■ Set task ■
Find the lines that contain the word "DISTRICT" and copy each one.

■ Provided records ■
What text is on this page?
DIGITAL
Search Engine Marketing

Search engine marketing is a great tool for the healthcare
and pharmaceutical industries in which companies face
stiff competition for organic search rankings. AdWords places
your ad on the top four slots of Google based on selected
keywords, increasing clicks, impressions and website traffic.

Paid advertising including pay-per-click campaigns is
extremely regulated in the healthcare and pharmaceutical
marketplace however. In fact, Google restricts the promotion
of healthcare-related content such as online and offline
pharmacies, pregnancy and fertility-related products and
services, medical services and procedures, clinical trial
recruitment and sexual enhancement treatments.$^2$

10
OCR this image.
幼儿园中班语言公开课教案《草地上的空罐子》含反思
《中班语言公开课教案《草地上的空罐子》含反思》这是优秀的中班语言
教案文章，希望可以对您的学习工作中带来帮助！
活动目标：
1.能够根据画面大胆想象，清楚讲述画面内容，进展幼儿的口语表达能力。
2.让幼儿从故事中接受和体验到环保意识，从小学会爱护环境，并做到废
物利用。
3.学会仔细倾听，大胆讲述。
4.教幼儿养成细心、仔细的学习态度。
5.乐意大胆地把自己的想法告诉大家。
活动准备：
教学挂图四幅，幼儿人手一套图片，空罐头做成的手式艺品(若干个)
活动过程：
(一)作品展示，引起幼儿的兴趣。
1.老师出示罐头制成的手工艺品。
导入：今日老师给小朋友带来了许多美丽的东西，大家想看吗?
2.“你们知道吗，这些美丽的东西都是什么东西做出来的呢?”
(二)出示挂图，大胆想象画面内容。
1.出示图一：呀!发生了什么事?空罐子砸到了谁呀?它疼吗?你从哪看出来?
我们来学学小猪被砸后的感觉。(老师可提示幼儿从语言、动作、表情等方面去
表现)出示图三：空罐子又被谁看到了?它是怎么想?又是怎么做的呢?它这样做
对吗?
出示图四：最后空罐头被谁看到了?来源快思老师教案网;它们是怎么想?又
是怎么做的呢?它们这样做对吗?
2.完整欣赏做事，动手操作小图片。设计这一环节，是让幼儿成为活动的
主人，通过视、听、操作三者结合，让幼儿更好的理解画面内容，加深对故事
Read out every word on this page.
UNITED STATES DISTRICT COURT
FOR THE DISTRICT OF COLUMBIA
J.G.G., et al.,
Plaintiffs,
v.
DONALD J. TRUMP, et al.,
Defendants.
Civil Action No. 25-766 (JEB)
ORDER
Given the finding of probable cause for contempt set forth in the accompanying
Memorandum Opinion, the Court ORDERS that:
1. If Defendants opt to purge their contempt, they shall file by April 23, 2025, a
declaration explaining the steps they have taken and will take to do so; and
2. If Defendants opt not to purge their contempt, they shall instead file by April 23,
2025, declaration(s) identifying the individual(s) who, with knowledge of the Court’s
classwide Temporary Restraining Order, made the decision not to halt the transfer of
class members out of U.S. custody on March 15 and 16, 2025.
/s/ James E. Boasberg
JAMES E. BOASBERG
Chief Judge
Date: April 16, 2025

■ Answer to this task ■
UNITED STATES DISTRICT COURT
FOR THE DISTRICT OF COLUMBIA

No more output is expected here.